[Start Data for this exercise]

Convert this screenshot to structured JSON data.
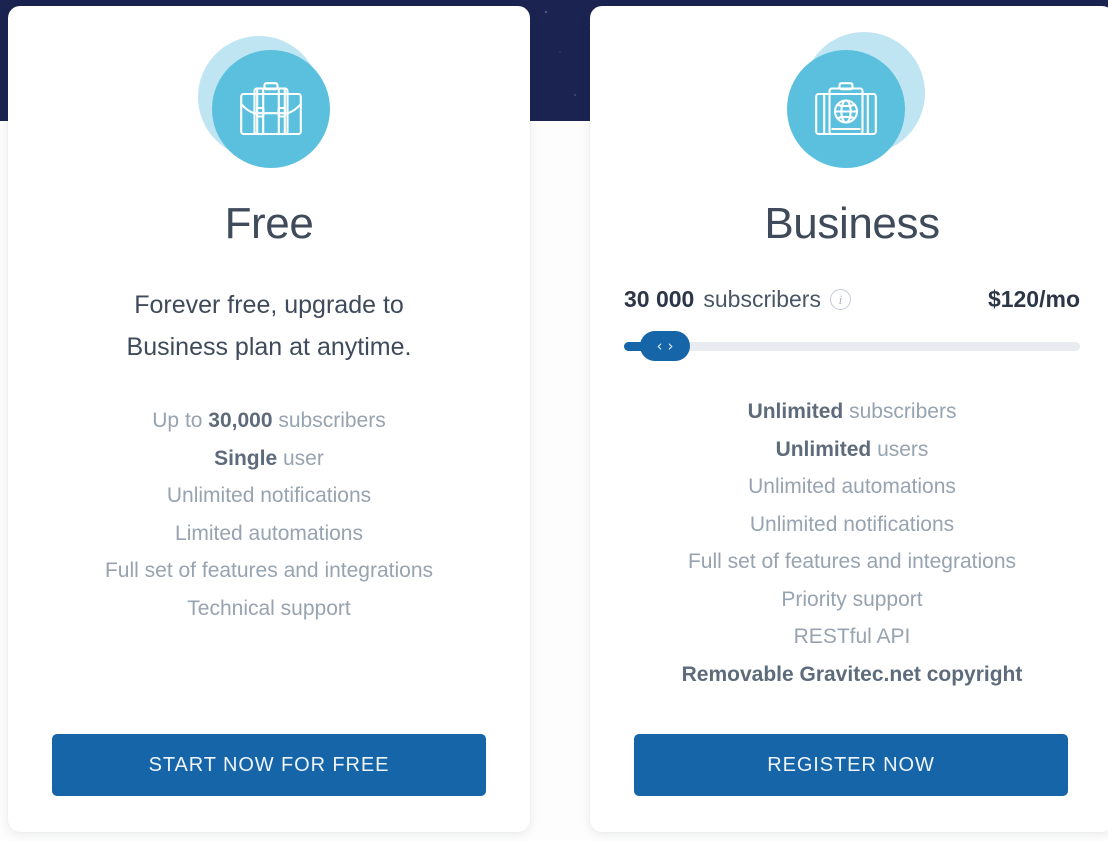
{
  "theme": {
    "night_band_color": "#1b2350",
    "card_bg": "#ffffff",
    "accent_blue": "#1565a8",
    "icon_circle": "#5bc0de",
    "icon_halo": "#bfe4f2",
    "heading_color": "#3f4a5a",
    "feature_muted": "#97a3b0",
    "feature_strong": "#5d6b7a",
    "slider_track": "#e8ecf0"
  },
  "plans": {
    "free": {
      "icon_name": "briefcase-icon",
      "title": "Free",
      "tagline_line1": "Forever free, upgrade to",
      "tagline_line2": "Business plan at anytime.",
      "features": [
        {
          "pre": "Up to ",
          "strong": "30,000",
          "post": " subscribers",
          "all_bold": false
        },
        {
          "pre": "",
          "strong": "Single",
          "post": " user",
          "all_bold": false
        },
        {
          "pre": "Unlimited notifications",
          "strong": "",
          "post": "",
          "all_bold": false
        },
        {
          "pre": "Limited automations",
          "strong": "",
          "post": "",
          "all_bold": false
        },
        {
          "pre": "Full set of features and integrations",
          "strong": "",
          "post": "",
          "all_bold": false
        },
        {
          "pre": "Technical support",
          "strong": "",
          "post": "",
          "all_bold": false
        }
      ],
      "cta_label": "START NOW FOR FREE"
    },
    "business": {
      "icon_name": "briefcase-globe-icon",
      "title": "Business",
      "subscriber_count": "30 000",
      "subscriber_word": "subscribers",
      "info_glyph": "i",
      "price": "$120/mo",
      "slider": {
        "value_percent": 9,
        "min_label": "",
        "max_label": "",
        "thumb_left_glyph": "‹",
        "thumb_right_glyph": "›"
      },
      "features": [
        {
          "pre": "",
          "strong": "Unlimited",
          "post": " subscribers",
          "all_bold": false
        },
        {
          "pre": "",
          "strong": "Unlimited",
          "post": " users",
          "all_bold": false
        },
        {
          "pre": "Unlimited automations",
          "strong": "",
          "post": "",
          "all_bold": false
        },
        {
          "pre": "Unlimited notifications",
          "strong": "",
          "post": "",
          "all_bold": false
        },
        {
          "pre": "Full set of features and integrations",
          "strong": "",
          "post": "",
          "all_bold": false
        },
        {
          "pre": "Priority support",
          "strong": "",
          "post": "",
          "all_bold": false
        },
        {
          "pre": "RESTful API",
          "strong": "",
          "post": "",
          "all_bold": false
        },
        {
          "pre": "Removable Gravitec.net copyright",
          "strong": "",
          "post": "",
          "all_bold": true
        }
      ],
      "cta_label": "REGISTER NOW"
    }
  }
}
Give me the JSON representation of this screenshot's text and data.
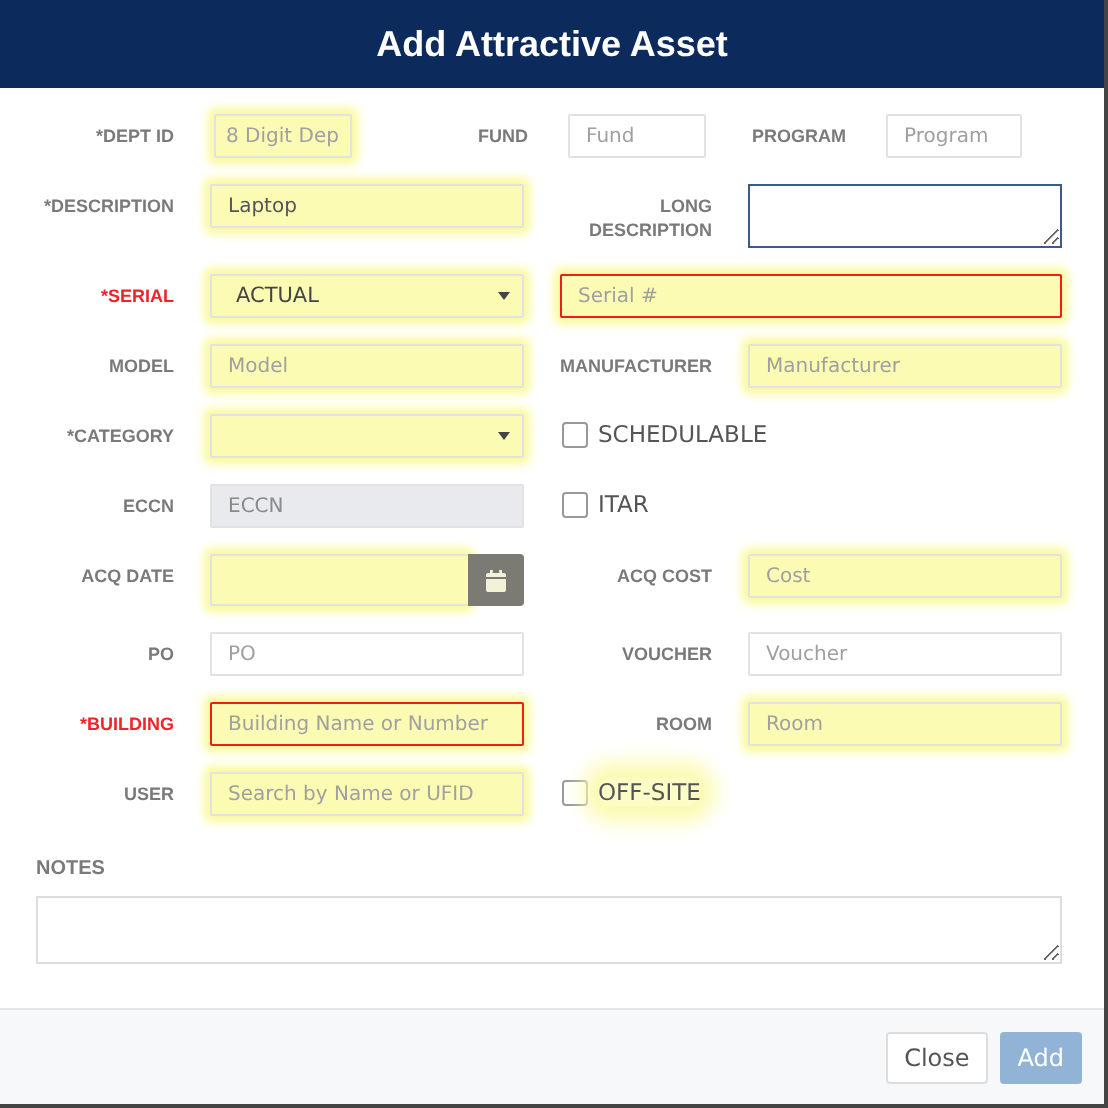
{
  "window": {
    "title": "Add Attractive Asset"
  },
  "rows": [
    {
      "items": [
        {
          "label": "*DEPT ID",
          "error": false,
          "field": {
            "kind": "text",
            "placeholder": "8 Digit Dep",
            "highlighted": true
          }
        },
        {
          "label": "FUND",
          "error": false,
          "field": {
            "kind": "text",
            "placeholder": "Fund",
            "highlighted": false
          }
        },
        {
          "label": "PROGRAM",
          "error": false,
          "field": {
            "kind": "text",
            "placeholder": "Program",
            "highlighted": false
          }
        }
      ]
    },
    {
      "items": [
        {
          "label": "*DESCRIPTION",
          "error": false,
          "field": {
            "kind": "text",
            "value": "Laptop",
            "highlighted": true
          }
        },
        {
          "label": "LONG DESCRIPTION",
          "error": false,
          "field": {
            "kind": "textarea",
            "focused": true,
            "highlighted": false
          }
        }
      ]
    },
    {
      "items": [
        {
          "label": "*SERIAL",
          "error": true,
          "field": {
            "kind": "select",
            "value": "ACTUAL",
            "highlighted": true
          }
        },
        {
          "field": {
            "kind": "text",
            "placeholder": "Serial #",
            "invalid": true,
            "highlighted": true
          }
        }
      ]
    },
    {
      "items": [
        {
          "label": "MODEL",
          "error": false,
          "field": {
            "kind": "text",
            "placeholder": "Model",
            "highlighted": true
          }
        },
        {
          "label": "MANUFACTURER",
          "error": false,
          "field": {
            "kind": "text",
            "placeholder": "Manufacturer",
            "highlighted": true
          }
        }
      ]
    },
    {
      "items": [
        {
          "label": "*CATEGORY",
          "error": false,
          "field": {
            "kind": "select",
            "highlighted": true
          }
        },
        {
          "field": {
            "kind": "checkbox",
            "label": "SCHEDULABLE",
            "checked": false,
            "highlighted": false
          }
        }
      ]
    },
    {
      "items": [
        {
          "label": "ECCN",
          "error": false,
          "field": {
            "kind": "text",
            "placeholder": "ECCN",
            "disabled": true,
            "highlighted": false
          }
        },
        {
          "field": {
            "kind": "checkbox",
            "label": "ITAR",
            "checked": false,
            "highlighted": false
          }
        }
      ]
    },
    {
      "items": [
        {
          "label": "ACQ DATE",
          "error": false,
          "field": {
            "kind": "date",
            "highlighted": true
          }
        },
        {
          "label": "ACQ COST",
          "error": false,
          "field": {
            "kind": "text",
            "placeholder": "Cost",
            "highlighted": true
          }
        }
      ]
    },
    {
      "items": [
        {
          "label": "PO",
          "error": false,
          "field": {
            "kind": "text",
            "placeholder": "PO",
            "highlighted": false
          }
        },
        {
          "label": "VOUCHER",
          "error": false,
          "field": {
            "kind": "text",
            "placeholder": "Voucher",
            "highlighted": false
          }
        }
      ]
    },
    {
      "items": [
        {
          "label": "*BUILDING",
          "error": true,
          "field": {
            "kind": "text",
            "placeholder": "Building Name or Number",
            "invalid": true,
            "highlighted": true
          }
        },
        {
          "label": "ROOM",
          "error": false,
          "field": {
            "kind": "text",
            "placeholder": "Room",
            "highlighted": true
          }
        }
      ]
    },
    {
      "items": [
        {
          "label": "USER",
          "error": false,
          "field": {
            "kind": "text",
            "placeholder": "Search by Name or UFID",
            "highlighted": true
          }
        },
        {
          "field": {
            "kind": "checkbox",
            "label": "OFF-SITE",
            "checked": false,
            "highlighted": true
          }
        }
      ]
    }
  ],
  "notes": {
    "label": "NOTES"
  },
  "buttons": [
    {
      "label": "Close",
      "kind": "secondary",
      "disabled": false
    },
    {
      "label": "Add",
      "kind": "primary",
      "disabled": true
    }
  ]
}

[End Data for this exercise]

#### Stated exercise:
Repeat the data exactly, dropping every picture it holds.

#### Worked solution:
Convert this screenshot to structured JSON data.
{
  "theme": {
    "night_band_color": "#1b2350",
    "card_bg": "#ffffff",
    "accent_blue": "#1565a8",
    "icon_circle": "#5bc0de",
    "icon_halo": "#bfe4f2",
    "heading_color": "#3f4a5a",
    "feature_muted": "#97a3b0",
    "feature_strong": "#5d6b7a",
    "slider_track": "#e8ecf0"
  },
  "plans": {
    "free": {
      "icon_name": "briefcase-icon",
      "title": "Free",
      "tagline_line1": "Forever free, upgrade to",
      "tagline_line2": "Business plan at anytime.",
      "features": [
        {
          "pre": "Up to ",
          "strong": "30,000",
          "post": " subscribers",
          "all_bold": false
        },
        {
          "pre": "",
          "strong": "Single",
          "post": " user",
          "all_bold": false
        },
        {
          "pre": "Unlimited notifications",
          "strong": "",
          "post": "",
          "all_bold": false
        },
        {
          "pre": "Limited automations",
          "strong": "",
          "post": "",
          "all_bold": false
        },
        {
          "pre": "Full set of features and integrations",
          "strong": "",
          "post": "",
          "all_bold": false
        },
        {
          "pre": "Technical support",
          "strong": "",
          "post": "",
          "all_bold": false
        }
      ],
      "cta_label": "START NOW FOR FREE"
    },
    "business": {
      "icon_name": "briefcase-globe-icon",
      "title": "Business",
      "subscriber_count": "30 000",
      "subscriber_word": "subscribers",
      "info_glyph": "i",
      "price": "$120/mo",
      "slider": {
        "value_percent": 9,
        "min_label": "",
        "max_label": "",
        "thumb_left_glyph": "‹",
        "thumb_right_glyph": "›"
      },
      "features": [
        {
          "pre": "",
          "strong": "Unlimited",
          "post": " subscribers",
          "all_bold": false
        },
        {
          "pre": "",
          "strong": "Unlimited",
          "post": " users",
          "all_bold": false
        },
        {
          "pre": "Unlimited automations",
          "strong": "",
          "post": "",
          "all_bold": false
        },
        {
          "pre": "Unlimited notifications",
          "strong": "",
          "post": "",
          "all_bold": false
        },
        {
          "pre": "Full set of features and integrations",
          "strong": "",
          "post": "",
          "all_bold": false
        },
        {
          "pre": "Priority support",
          "strong": "",
          "post": "",
          "all_bold": false
        },
        {
          "pre": "RESTful API",
          "strong": "",
          "post": "",
          "all_bold": false
        },
        {
          "pre": "Removable Gravitec.net copyright",
          "strong": "",
          "post": "",
          "all_bold": true
        }
      ],
      "cta_label": "REGISTER NOW"
    }
  }
}
Give me the JSON representation of this screenshot's text and data.
{
  "window": {
    "title": "Add Attractive Asset"
  },
  "rows": [
    {
      "items": [
        {
          "label": "*DEPT ID",
          "error": false,
          "field": {
            "kind": "text",
            "placeholder": "8 Digit Dep",
            "highlighted": true
          }
        },
        {
          "label": "FUND",
          "error": false,
          "field": {
            "kind": "text",
            "placeholder": "Fund",
            "highlighted": false
          }
        },
        {
          "label": "PROGRAM",
          "error": false,
          "field": {
            "kind": "text",
            "placeholder": "Program",
            "highlighted": false
          }
        }
      ]
    },
    {
      "items": [
        {
          "label": "*DESCRIPTION",
          "error": false,
          "field": {
            "kind": "text",
            "value": "Laptop",
            "highlighted": true
          }
        },
        {
          "label": "LONG DESCRIPTION",
          "error": false,
          "field": {
            "kind": "textarea",
            "focused": true,
            "highlighted": false
          }
        }
      ]
    },
    {
      "items": [
        {
          "label": "*SERIAL",
          "error": true,
          "field": {
            "kind": "select",
            "value": "ACTUAL",
            "highlighted": true
          }
        },
        {
          "field": {
            "kind": "text",
            "placeholder": "Serial #",
            "invalid": true,
            "highlighted": true
          }
        }
      ]
    },
    {
      "items": [
        {
          "label": "MODEL",
          "error": false,
          "field": {
            "kind": "text",
            "placeholder": "Model",
            "highlighted": true
          }
        },
        {
          "label": "MANUFACTURER",
          "error": false,
          "field": {
            "kind": "text",
            "placeholder": "Manufacturer",
            "highlighted": true
          }
        }
      ]
    },
    {
      "items": [
        {
          "label": "*CATEGORY",
          "error": false,
          "field": {
            "kind": "select",
            "highlighted": true
          }
        },
        {
          "field": {
            "kind": "checkbox",
            "label": "SCHEDULABLE",
            "checked": false,
            "highlighted": false
          }
        }
      ]
    },
    {
      "items": [
        {
          "label": "ECCN",
          "error": false,
          "field": {
            "kind": "text",
            "placeholder": "ECCN",
            "disabled": true,
            "highlighted": false
          }
        },
        {
          "field": {
            "kind": "checkbox",
            "label": "ITAR",
            "checked": false,
            "highlighted": false
          }
        }
      ]
    },
    {
      "items": [
        {
          "label": "ACQ DATE",
          "error": false,
          "field": {
            "kind": "date",
            "highlighted": true
          }
        },
        {
          "label": "ACQ COST",
          "error": false,
          "field": {
            "kind": "text",
            "placeholder": "Cost",
            "highlighted": true
          }
        }
      ]
    },
    {
      "items": [
        {
          "label": "PO",
          "error": false,
          "field": {
            "kind": "text",
            "placeholder": "PO",
            "highlighted": false
          }
        },
        {
          "label": "VOUCHER",
          "error": false,
          "field": {
            "kind": "text",
            "placeholder": "Voucher",
            "highlighted": false
          }
        }
      ]
    },
    {
      "items": [
        {
          "label": "*BUILDING",
          "error": true,
          "field": {
            "kind": "text",
            "placeholder": "Building Name or Number",
            "invalid": true,
            "highlighted": true
          }
        },
        {
          "label": "ROOM",
          "error": false,
          "field": {
            "kind": "text",
            "placeholder": "Room",
            "highlighted": true
          }
        }
      ]
    },
    {
      "items": [
        {
          "label": "USER",
          "error": false,
          "field": {
            "kind": "text",
            "placeholder": "Search by Name or UFID",
            "highlighted": true
          }
        },
        {
          "field": {
            "kind": "checkbox",
            "label": "OFF-SITE",
            "checked": false,
            "highlighted": true
          }
        }
      ]
    }
  ],
  "notes": {
    "label": "NOTES"
  },
  "buttons": [
    {
      "label": "Close",
      "kind": "secondary",
      "disabled": false
    },
    {
      "label": "Add",
      "kind": "primary",
      "disabled": true
    }
  ]
}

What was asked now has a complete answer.